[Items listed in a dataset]
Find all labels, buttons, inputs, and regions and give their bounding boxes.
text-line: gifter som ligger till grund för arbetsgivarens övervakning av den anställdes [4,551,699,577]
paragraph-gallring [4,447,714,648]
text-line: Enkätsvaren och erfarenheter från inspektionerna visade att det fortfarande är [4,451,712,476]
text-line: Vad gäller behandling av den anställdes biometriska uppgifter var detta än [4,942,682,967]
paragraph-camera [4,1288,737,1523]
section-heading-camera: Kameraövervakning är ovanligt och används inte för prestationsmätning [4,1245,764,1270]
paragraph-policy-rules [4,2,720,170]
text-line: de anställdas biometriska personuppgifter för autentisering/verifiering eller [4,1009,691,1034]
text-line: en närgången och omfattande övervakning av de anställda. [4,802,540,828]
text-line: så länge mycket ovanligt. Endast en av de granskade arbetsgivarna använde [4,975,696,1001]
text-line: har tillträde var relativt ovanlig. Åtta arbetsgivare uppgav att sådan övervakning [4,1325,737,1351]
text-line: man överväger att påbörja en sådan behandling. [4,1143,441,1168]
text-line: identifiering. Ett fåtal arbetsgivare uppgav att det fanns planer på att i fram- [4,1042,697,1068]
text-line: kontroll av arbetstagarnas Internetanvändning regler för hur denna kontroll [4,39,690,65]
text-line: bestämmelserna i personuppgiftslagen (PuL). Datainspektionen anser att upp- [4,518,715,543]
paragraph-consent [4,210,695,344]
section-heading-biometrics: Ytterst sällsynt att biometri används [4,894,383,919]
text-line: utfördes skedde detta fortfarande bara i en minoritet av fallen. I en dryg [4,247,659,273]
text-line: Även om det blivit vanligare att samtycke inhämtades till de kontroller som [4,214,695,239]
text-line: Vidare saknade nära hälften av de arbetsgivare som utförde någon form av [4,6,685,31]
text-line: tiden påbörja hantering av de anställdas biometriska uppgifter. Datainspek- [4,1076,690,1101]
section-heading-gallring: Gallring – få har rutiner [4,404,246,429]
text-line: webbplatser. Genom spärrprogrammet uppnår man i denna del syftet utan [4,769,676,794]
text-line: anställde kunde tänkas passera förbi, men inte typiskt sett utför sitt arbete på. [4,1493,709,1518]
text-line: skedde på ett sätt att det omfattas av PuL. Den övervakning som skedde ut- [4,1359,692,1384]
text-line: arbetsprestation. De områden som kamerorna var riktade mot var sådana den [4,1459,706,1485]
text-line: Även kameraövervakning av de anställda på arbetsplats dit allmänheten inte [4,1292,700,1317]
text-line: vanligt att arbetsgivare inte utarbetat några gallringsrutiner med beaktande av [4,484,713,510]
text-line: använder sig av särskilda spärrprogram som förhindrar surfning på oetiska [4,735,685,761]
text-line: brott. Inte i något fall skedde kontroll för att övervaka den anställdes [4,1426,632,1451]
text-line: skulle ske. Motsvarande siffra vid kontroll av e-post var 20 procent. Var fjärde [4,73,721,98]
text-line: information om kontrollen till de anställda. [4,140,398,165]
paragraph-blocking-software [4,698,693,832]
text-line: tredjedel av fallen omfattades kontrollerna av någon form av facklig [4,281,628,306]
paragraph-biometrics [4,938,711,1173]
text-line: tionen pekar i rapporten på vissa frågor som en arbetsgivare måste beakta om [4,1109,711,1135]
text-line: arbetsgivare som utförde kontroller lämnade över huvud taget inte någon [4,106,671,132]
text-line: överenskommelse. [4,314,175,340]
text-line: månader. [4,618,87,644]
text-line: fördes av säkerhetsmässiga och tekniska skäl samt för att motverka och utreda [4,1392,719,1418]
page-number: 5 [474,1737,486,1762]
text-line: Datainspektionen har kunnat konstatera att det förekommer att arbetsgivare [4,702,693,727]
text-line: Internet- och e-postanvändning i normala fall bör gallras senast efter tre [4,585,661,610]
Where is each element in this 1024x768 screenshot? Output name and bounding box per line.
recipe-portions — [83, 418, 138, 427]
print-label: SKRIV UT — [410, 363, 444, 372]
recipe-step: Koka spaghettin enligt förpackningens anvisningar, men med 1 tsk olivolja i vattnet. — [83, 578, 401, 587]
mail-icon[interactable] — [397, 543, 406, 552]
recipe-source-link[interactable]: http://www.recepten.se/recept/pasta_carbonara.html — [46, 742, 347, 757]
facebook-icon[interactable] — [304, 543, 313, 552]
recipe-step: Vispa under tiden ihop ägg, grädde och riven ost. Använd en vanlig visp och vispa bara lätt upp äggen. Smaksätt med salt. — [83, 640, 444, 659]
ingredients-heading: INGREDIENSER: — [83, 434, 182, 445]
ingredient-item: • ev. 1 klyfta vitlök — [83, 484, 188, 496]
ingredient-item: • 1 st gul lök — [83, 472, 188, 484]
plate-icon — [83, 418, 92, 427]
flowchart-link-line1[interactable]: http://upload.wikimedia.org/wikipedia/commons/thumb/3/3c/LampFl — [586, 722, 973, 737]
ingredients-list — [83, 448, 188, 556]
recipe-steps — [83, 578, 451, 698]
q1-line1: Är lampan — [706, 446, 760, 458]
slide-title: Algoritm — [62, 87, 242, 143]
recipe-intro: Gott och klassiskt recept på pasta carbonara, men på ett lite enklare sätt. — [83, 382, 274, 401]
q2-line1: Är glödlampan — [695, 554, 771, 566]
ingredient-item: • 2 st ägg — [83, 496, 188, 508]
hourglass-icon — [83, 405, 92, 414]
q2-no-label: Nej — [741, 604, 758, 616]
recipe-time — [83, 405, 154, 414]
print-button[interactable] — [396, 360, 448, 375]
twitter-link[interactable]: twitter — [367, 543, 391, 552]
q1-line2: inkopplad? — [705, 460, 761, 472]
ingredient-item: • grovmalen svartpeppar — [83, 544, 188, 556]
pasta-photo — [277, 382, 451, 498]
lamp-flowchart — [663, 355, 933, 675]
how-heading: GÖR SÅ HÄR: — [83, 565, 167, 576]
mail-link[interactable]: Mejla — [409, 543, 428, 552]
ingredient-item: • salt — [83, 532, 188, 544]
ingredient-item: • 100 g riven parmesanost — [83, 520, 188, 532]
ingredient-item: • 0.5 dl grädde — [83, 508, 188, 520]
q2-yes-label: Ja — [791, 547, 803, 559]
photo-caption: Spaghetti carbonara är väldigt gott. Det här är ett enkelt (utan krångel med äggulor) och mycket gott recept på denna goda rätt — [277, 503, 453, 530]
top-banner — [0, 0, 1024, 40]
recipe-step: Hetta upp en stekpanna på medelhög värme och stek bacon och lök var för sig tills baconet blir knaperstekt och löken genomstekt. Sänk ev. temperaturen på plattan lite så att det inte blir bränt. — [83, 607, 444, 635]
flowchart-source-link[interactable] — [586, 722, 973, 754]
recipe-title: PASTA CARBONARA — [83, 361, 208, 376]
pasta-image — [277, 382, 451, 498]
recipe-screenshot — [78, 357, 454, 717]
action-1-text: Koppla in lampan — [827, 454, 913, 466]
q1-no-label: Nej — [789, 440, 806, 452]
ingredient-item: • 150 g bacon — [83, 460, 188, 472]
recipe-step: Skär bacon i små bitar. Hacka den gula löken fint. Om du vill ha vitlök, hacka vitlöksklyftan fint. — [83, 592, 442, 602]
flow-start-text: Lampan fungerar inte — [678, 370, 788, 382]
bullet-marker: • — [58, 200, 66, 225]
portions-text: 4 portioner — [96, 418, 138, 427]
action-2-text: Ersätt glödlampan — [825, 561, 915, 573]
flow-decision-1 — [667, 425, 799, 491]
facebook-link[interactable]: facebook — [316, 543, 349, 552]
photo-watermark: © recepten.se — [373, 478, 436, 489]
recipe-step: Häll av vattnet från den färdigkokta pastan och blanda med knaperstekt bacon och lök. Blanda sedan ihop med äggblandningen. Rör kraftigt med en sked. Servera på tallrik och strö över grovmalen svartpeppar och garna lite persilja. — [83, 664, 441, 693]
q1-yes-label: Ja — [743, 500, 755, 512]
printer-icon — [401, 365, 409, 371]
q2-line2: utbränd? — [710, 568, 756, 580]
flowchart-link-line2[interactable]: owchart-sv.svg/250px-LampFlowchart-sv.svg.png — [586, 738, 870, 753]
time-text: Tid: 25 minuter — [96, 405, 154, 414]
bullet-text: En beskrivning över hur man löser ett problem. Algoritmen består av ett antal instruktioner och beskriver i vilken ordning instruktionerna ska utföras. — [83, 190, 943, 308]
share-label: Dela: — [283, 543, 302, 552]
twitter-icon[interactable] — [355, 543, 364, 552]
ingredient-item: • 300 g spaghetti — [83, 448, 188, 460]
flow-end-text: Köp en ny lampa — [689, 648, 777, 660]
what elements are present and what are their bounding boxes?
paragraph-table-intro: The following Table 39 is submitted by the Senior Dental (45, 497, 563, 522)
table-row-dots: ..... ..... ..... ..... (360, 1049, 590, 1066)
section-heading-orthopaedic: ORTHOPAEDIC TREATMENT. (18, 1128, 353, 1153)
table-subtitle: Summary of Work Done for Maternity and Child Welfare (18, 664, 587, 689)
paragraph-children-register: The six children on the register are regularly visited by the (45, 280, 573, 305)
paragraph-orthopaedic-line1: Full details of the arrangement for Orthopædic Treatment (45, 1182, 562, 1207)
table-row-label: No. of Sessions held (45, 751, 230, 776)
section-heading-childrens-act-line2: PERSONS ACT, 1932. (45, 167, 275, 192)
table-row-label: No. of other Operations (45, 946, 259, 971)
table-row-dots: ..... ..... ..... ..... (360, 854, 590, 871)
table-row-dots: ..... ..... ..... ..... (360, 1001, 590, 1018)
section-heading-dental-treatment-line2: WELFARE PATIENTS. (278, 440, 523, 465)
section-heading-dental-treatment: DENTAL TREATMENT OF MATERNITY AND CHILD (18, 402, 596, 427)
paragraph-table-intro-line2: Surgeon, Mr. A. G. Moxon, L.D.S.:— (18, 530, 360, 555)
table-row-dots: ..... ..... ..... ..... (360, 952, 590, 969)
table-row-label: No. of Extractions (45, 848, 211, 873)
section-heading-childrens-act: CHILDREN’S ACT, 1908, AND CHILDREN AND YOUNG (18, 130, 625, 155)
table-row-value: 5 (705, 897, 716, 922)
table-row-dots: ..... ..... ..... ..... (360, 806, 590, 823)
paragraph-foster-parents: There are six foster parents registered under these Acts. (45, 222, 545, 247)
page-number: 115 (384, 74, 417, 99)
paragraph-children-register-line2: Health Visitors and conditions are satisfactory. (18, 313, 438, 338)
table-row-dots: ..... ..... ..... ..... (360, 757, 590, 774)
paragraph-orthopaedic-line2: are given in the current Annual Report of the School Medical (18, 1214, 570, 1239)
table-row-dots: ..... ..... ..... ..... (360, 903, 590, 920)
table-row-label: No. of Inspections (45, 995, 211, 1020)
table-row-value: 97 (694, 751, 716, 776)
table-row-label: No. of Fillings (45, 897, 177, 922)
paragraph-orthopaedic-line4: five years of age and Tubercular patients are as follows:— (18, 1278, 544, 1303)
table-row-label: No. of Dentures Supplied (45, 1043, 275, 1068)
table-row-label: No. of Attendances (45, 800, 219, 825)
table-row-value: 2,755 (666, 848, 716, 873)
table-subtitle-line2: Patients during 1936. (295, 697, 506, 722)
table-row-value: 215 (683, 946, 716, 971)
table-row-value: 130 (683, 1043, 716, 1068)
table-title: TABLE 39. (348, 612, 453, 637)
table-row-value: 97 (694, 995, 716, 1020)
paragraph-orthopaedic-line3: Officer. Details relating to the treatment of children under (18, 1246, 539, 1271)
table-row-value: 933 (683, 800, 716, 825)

§ **INSTRUCTIONS FOR THE TASK**
Which lines above contain the word "biometriska"? List them.

§ **ANSWER BELOW**
text-line: Vad gäller behandling av den anställdes biometriska uppgifter var detta än [4,942,682,967]
text-line: de anställdas biometriska personuppgifter för autentisering/verifiering eller [4,1009,691,1034]
text-line: tiden påbörja hantering av de anställdas biometriska uppgifter. Datainspek- [4,1076,690,1101]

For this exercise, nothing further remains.